Exercise prompt:
Copy the line containing "Convert this document image to plain text.", then all lines after it up to and including the final line of the material, exactly and without additions.

Entries provided:
==================================================
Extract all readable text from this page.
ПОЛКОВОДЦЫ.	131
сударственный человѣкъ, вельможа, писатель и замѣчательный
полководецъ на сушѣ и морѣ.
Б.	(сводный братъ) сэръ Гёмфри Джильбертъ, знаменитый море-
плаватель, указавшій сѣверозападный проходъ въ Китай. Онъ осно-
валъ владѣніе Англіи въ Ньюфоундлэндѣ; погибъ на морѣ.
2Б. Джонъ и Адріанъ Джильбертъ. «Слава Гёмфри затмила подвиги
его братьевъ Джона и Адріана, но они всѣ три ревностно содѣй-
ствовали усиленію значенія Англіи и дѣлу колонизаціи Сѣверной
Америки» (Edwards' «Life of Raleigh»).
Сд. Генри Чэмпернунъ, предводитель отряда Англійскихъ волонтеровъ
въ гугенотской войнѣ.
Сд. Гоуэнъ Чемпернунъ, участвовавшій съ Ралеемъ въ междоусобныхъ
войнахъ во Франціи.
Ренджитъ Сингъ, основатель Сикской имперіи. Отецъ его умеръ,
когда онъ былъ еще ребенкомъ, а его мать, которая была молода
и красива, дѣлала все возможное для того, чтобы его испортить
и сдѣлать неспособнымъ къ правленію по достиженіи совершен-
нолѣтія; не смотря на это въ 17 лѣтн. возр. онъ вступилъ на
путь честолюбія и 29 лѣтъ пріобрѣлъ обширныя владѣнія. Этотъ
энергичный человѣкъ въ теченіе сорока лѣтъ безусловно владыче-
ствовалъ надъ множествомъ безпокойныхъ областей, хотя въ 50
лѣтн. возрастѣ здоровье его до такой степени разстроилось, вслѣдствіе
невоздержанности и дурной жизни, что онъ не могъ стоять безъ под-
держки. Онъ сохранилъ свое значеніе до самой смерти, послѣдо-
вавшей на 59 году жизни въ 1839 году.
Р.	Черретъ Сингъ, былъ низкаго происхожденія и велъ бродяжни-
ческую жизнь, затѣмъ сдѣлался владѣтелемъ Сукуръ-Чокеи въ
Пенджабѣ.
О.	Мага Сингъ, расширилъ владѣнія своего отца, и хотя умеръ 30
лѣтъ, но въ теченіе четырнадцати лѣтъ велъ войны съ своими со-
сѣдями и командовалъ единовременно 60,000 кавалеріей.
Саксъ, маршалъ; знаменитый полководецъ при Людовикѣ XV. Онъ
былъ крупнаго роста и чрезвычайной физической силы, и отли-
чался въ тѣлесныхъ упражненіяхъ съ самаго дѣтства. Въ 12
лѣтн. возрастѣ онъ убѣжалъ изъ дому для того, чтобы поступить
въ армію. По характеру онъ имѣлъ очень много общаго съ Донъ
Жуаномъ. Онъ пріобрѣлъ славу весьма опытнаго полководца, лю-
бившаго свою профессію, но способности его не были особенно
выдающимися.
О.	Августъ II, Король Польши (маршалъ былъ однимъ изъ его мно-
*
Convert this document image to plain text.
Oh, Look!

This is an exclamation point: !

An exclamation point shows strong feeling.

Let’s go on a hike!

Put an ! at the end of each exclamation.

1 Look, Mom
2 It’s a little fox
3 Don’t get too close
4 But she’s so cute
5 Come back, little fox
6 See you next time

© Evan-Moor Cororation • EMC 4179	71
==================================================
Written solution:
Convert this document image to plain text.
Oh, Look!

This is an exclamation point: !

An exclamation point shows strong feeling.

Let’s go on a hike!

Put an ! at the end of each exclamation.

1 Look, Mom
2 It’s a little fox
3 Don’t get too close
4 But she’s so cute
5 Come back, little fox
6 See you next time

© Evan-Moor Cororation • EMC 4179	71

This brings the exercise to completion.